• YOUR INSTRUCTIONS
Print every record below exactly as written.

[Stored data]

-- BEGIN --

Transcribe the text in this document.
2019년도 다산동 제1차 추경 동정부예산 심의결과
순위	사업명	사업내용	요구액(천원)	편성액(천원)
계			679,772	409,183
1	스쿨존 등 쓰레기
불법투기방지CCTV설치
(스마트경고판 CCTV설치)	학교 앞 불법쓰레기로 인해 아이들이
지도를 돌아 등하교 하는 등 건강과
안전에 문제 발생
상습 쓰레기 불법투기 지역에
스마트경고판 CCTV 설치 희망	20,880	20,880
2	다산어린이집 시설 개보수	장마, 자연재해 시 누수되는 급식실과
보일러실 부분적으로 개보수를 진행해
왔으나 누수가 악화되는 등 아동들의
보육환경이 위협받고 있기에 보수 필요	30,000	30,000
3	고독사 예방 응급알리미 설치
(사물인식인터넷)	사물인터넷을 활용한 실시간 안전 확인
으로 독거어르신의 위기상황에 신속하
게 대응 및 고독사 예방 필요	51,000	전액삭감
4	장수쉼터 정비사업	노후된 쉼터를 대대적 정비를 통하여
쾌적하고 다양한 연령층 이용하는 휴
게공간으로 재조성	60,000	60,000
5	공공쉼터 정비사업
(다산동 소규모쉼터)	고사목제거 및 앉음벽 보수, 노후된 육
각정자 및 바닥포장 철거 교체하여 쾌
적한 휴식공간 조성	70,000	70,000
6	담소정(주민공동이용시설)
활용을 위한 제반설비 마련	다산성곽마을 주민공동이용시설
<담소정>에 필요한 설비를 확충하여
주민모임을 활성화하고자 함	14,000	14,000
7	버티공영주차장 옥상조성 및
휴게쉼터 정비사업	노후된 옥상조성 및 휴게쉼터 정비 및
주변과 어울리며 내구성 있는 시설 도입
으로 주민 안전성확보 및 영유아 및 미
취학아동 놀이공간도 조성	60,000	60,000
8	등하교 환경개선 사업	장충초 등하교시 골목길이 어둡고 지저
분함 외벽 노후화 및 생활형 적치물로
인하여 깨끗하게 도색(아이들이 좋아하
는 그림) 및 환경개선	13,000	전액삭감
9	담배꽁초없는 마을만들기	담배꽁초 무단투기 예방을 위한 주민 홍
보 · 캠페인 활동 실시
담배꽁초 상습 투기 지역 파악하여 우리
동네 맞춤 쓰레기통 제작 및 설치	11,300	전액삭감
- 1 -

-- END --

• WRITTEN ANSWER
Transcribe the text in this document.
2019년도 다산동 제1차 추경 동정부예산 심의결과
순위	사업명	사업내용	요구액(천원)	편성액(천원)
계			679,772	409,183
1	스쿨존 등 쓰레기
불법투기방지CCTV설치
(스마트경고판 CCTV설치)	학교 앞 불법쓰레기로 인해 아이들이
지도를 돌아 등하교 하는 등 건강과
안전에 문제 발생
상습 쓰레기 불법투기 지역에
스마트경고판 CCTV 설치 희망	20,880	20,880
2	다산어린이집 시설 개보수	장마, 자연재해 시 누수되는 급식실과
보일러실 부분적으로 개보수를 진행해
왔으나 누수가 악화되는 등 아동들의
보육환경이 위협받고 있기에 보수 필요	30,000	30,000
3	고독사 예방 응급알리미 설치
(사물인식인터넷)	사물인터넷을 활용한 실시간 안전 확인
으로 독거어르신의 위기상황에 신속하
게 대응 및 고독사 예방 필요	51,000	전액삭감
4	장수쉼터 정비사업	노후된 쉼터를 대대적 정비를 통하여
쾌적하고 다양한 연령층 이용하는 휴
게공간으로 재조성	60,000	60,000
5	공공쉼터 정비사업
(다산동 소규모쉼터)	고사목제거 및 앉음벽 보수, 노후된 육
각정자 및 바닥포장 철거 교체하여 쾌
적한 휴식공간 조성	70,000	70,000
6	담소정(주민공동이용시설)
활용을 위한 제반설비 마련	다산성곽마을 주민공동이용시설
<담소정>에 필요한 설비를 확충하여
주민모임을 활성화하고자 함	14,000	14,000
7	버티공영주차장 옥상조성 및
휴게쉼터 정비사업	노후된 옥상조성 및 휴게쉼터 정비 및
주변과 어울리며 내구성 있는 시설 도입
으로 주민 안전성확보 및 영유아 및 미
취학아동 놀이공간도 조성	60,000	60,000
8	등하교 환경개선 사업	장충초 등하교시 골목길이 어둡고 지저
분함 외벽 노후화 및 생활형 적치물로
인하여 깨끗하게 도색(아이들이 좋아하
는 그림) 및 환경개선	13,000	전액삭감
9	담배꽁초없는 마을만들기	담배꽁초 무단투기 예방을 위한 주민 홍
보 · 캠페인 활동 실시
담배꽁초 상습 투기 지역 파악하여 우리
동네 맞춤 쓰레기통 제작 및 설치	11,300	전액삭감
- 1 -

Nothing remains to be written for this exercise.